Exercise objective: Return every record exactly as written.

Supplied data:
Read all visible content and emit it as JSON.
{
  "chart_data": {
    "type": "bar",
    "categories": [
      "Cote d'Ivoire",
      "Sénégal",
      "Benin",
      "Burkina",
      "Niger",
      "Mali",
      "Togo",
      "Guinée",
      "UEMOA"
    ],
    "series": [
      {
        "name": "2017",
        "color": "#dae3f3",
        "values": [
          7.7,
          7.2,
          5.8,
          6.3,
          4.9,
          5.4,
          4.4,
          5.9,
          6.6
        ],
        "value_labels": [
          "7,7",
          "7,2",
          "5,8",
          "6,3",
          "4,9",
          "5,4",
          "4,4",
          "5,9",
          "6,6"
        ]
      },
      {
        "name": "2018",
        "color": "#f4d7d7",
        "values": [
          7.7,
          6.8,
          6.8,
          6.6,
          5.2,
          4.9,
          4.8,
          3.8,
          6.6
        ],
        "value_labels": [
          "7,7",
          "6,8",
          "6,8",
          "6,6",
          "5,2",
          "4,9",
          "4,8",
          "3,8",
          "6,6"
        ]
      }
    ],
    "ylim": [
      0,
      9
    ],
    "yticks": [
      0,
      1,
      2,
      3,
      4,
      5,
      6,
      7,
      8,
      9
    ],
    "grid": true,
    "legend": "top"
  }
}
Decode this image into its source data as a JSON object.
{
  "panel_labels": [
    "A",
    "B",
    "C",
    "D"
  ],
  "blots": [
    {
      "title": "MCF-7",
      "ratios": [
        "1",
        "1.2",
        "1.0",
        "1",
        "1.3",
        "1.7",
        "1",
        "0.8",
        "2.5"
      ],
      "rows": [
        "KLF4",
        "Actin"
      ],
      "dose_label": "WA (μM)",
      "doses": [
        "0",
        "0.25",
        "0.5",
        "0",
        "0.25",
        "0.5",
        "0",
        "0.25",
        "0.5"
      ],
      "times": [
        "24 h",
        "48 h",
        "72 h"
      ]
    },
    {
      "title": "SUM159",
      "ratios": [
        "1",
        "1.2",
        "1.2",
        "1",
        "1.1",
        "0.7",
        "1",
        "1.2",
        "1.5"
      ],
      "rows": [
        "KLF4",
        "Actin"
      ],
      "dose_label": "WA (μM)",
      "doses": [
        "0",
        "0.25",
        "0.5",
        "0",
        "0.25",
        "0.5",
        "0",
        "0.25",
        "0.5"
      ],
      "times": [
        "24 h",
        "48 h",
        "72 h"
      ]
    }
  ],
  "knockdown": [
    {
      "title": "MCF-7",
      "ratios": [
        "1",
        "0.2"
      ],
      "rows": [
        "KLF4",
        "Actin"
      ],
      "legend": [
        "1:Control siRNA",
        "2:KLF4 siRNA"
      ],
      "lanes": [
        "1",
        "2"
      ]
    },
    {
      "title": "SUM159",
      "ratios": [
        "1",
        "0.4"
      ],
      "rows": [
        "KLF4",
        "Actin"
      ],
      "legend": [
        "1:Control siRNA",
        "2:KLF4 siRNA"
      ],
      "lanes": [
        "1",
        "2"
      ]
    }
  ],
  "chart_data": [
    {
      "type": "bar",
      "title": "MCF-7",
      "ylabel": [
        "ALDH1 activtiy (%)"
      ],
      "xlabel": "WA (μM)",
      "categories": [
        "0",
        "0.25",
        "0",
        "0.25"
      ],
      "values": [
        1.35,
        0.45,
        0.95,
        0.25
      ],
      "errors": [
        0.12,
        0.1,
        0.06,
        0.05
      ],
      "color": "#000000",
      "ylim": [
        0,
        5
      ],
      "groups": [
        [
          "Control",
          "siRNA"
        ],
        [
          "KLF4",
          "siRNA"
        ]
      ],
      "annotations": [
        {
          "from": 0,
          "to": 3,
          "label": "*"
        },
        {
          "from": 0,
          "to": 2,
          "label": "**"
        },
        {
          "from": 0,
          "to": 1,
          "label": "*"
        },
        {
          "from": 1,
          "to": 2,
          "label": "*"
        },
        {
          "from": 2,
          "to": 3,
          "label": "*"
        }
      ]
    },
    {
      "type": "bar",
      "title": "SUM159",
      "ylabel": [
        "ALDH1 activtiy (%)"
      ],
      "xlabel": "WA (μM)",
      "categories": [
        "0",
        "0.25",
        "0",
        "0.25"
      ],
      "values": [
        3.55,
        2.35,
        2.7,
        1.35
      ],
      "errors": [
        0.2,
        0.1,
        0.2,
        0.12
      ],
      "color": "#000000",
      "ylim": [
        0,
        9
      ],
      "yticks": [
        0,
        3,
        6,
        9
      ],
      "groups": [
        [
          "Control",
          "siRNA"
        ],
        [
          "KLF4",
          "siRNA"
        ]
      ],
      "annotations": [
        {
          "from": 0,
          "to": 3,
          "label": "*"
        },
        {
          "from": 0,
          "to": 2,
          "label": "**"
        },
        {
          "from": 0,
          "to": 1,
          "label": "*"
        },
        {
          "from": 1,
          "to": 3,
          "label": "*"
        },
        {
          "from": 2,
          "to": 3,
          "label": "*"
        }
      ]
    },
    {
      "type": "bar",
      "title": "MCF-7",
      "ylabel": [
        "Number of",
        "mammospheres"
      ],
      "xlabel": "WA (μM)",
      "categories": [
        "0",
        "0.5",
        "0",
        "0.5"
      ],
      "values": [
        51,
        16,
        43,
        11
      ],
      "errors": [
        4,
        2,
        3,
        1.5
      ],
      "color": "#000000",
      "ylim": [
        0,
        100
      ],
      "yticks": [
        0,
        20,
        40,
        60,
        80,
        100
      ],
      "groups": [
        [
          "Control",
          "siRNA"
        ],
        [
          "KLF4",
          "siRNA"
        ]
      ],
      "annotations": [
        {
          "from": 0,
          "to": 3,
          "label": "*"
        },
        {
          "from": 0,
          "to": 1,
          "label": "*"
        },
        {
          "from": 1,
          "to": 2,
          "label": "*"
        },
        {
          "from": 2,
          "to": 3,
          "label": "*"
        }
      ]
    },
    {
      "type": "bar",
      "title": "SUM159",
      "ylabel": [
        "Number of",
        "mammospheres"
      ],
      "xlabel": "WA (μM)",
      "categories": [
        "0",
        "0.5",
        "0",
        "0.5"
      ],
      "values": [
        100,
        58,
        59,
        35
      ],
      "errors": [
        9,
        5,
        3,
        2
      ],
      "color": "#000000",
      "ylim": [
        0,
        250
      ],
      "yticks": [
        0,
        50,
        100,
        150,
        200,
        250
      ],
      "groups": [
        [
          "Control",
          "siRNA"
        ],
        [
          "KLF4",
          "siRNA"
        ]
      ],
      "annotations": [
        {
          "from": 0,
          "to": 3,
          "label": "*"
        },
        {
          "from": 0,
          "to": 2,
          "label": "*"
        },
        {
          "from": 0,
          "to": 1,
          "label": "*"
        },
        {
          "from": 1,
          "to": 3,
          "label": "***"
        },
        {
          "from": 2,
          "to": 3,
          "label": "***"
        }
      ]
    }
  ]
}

Exercise response:
Read all visible content and emit it as JSON.
{
  "chart_data": {
    "type": "bar",
    "categories": [
      "Cote d'Ivoire",
      "Sénégal",
      "Benin",
      "Burkina",
      "Niger",
      "Mali",
      "Togo",
      "Guinée",
      "UEMOA"
    ],
    "series": [
      {
        "name": "2017",
        "color": "#dae3f3",
        "values": [
          7.7,
          7.2,
          5.8,
          6.3,
          4.9,
          5.4,
          4.4,
          5.9,
          6.6
        ],
        "value_labels": [
          "7,7",
          "7,2",
          "5,8",
          "6,3",
          "4,9",
          "5,4",
          "4,4",
          "5,9",
          "6,6"
        ]
      },
      {
        "name": "2018",
        "color": "#f4d7d7",
        "values": [
          7.7,
          6.8,
          6.8,
          6.6,
          5.2,
          4.9,
          4.8,
          3.8,
          6.6
        ],
        "value_labels": [
          "7,7",
          "6,8",
          "6,8",
          "6,6",
          "5,2",
          "4,9",
          "4,8",
          "3,8",
          "6,6"
        ]
      }
    ],
    "ylim": [
      0,
      9
    ],
    "yticks": [
      0,
      1,
      2,
      3,
      4,
      5,
      6,
      7,
      8,
      9
    ],
    "grid": true,
    "legend": "top"
  }
}
Decode this image into its source data as a JSON object.
{
  "panel_labels": [
    "A",
    "B",
    "C",
    "D"
  ],
  "blots": [
    {
      "title": "MCF-7",
      "ratios": [
        "1",
        "1.2",
        "1.0",
        "1",
        "1.3",
        "1.7",
        "1",
        "0.8",
        "2.5"
      ],
      "rows": [
        "KLF4",
        "Actin"
      ],
      "dose_label": "WA (μM)",
      "doses": [
        "0",
        "0.25",
        "0.5",
        "0",
        "0.25",
        "0.5",
        "0",
        "0.25",
        "0.5"
      ],
      "times": [
        "24 h",
        "48 h",
        "72 h"
      ]
    },
    {
      "title": "SUM159",
      "ratios": [
        "1",
        "1.2",
        "1.2",
        "1",
        "1.1",
        "0.7",
        "1",
        "1.2",
        "1.5"
      ],
      "rows": [
        "KLF4",
        "Actin"
      ],
      "dose_label": "WA (μM)",
      "doses": [
        "0",
        "0.25",
        "0.5",
        "0",
        "0.25",
        "0.5",
        "0",
        "0.25",
        "0.5"
      ],
      "times": [
        "24 h",
        "48 h",
        "72 h"
      ]
    }
  ],
  "knockdown": [
    {
      "title": "MCF-7",
      "ratios": [
        "1",
        "0.2"
      ],
      "rows": [
        "KLF4",
        "Actin"
      ],
      "legend": [
        "1:Control siRNA",
        "2:KLF4 siRNA"
      ],
      "lanes": [
        "1",
        "2"
      ]
    },
    {
      "title": "SUM159",
      "ratios": [
        "1",
        "0.4"
      ],
      "rows": [
        "KLF4",
        "Actin"
      ],
      "legend": [
        "1:Control siRNA",
        "2:KLF4 siRNA"
      ],
      "lanes": [
        "1",
        "2"
      ]
    }
  ],
  "chart_data": [
    {
      "type": "bar",
      "title": "MCF-7",
      "ylabel": [
        "ALDH1 activtiy (%)"
      ],
      "xlabel": "WA (μM)",
      "categories": [
        "0",
        "0.25",
        "0",
        "0.25"
      ],
      "values": [
        1.35,
        0.45,
        0.95,
        0.25
      ],
      "errors": [
        0.12,
        0.1,
        0.06,
        0.05
      ],
      "color": "#000000",
      "ylim": [
        0,
        5
      ],
      "groups": [
        [
          "Control",
          "siRNA"
        ],
        [
          "KLF4",
          "siRNA"
        ]
      ],
      "annotations": [
        {
          "from": 0,
          "to": 3,
          "label": "*"
        },
        {
          "from": 0,
          "to": 2,
          "label": "**"
        },
        {
          "from": 0,
          "to": 1,
          "label": "*"
        },
        {
          "from": 1,
          "to": 2,
          "label": "*"
        },
        {
          "from": 2,
          "to": 3,
          "label": "*"
        }
      ]
    },
    {
      "type": "bar",
      "title": "SUM159",
      "ylabel": [
        "ALDH1 activtiy (%)"
      ],
      "xlabel": "WA (μM)",
      "categories": [
        "0",
        "0.25",
        "0",
        "0.25"
      ],
      "values": [
        3.55,
        2.35,
        2.7,
        1.35
      ],
      "errors": [
        0.2,
        0.1,
        0.2,
        0.12
      ],
      "color": "#000000",
      "ylim": [
        0,
        9
      ],
      "yticks": [
        0,
        3,
        6,
        9
      ],
      "groups": [
        [
          "Control",
          "siRNA"
        ],
        [
          "KLF4",
          "siRNA"
        ]
      ],
      "annotations": [
        {
          "from": 0,
          "to": 3,
          "label": "*"
        },
        {
          "from": 0,
          "to": 2,
          "label": "**"
        },
        {
          "from": 0,
          "to": 1,
          "label": "*"
        },
        {
          "from": 1,
          "to": 3,
          "label": "*"
        },
        {
          "from": 2,
          "to": 3,
          "label": "*"
        }
      ]
    },
    {
      "type": "bar",
      "title": "MCF-7",
      "ylabel": [
        "Number of",
        "mammospheres"
      ],
      "xlabel": "WA (μM)",
      "categories": [
        "0",
        "0.5",
        "0",
        "0.5"
      ],
      "values": [
        51,
        16,
        43,
        11
      ],
      "errors": [
        4,
        2,
        3,
        1.5
      ],
      "color": "#000000",
      "ylim": [
        0,
        100
      ],
      "yticks": [
        0,
        20,
        40,
        60,
        80,
        100
      ],
      "groups": [
        [
          "Control",
          "siRNA"
        ],
        [
          "KLF4",
          "siRNA"
        ]
      ],
      "annotations": [
        {
          "from": 0,
          "to": 3,
          "label": "*"
        },
        {
          "from": 0,
          "to": 1,
          "label": "*"
        },
        {
          "from": 1,
          "to": 2,
          "label": "*"
        },
        {
          "from": 2,
          "to": 3,
          "label": "*"
        }
      ]
    },
    {
      "type": "bar",
      "title": "SUM159",
      "ylabel": [
        "Number of",
        "mammospheres"
      ],
      "xlabel": "WA (μM)",
      "categories": [
        "0",
        "0.5",
        "0",
        "0.5"
      ],
      "values": [
        100,
        58,
        59,
        35
      ],
      "errors": [
        9,
        5,
        3,
        2
      ],
      "color": "#000000",
      "ylim": [
        0,
        250
      ],
      "yticks": [
        0,
        50,
        100,
        150,
        200,
        250
      ],
      "groups": [
        [
          "Control",
          "siRNA"
        ],
        [
          "KLF4",
          "siRNA"
        ]
      ],
      "annotations": [
        {
          "from": 0,
          "to": 3,
          "label": "*"
        },
        {
          "from": 0,
          "to": 2,
          "label": "*"
        },
        {
          "from": 0,
          "to": 1,
          "label": "*"
        },
        {
          "from": 1,
          "to": 3,
          "label": "***"
        },
        {
          "from": 2,
          "to": 3,
          "label": "***"
        }
      ]
    }
  ]
}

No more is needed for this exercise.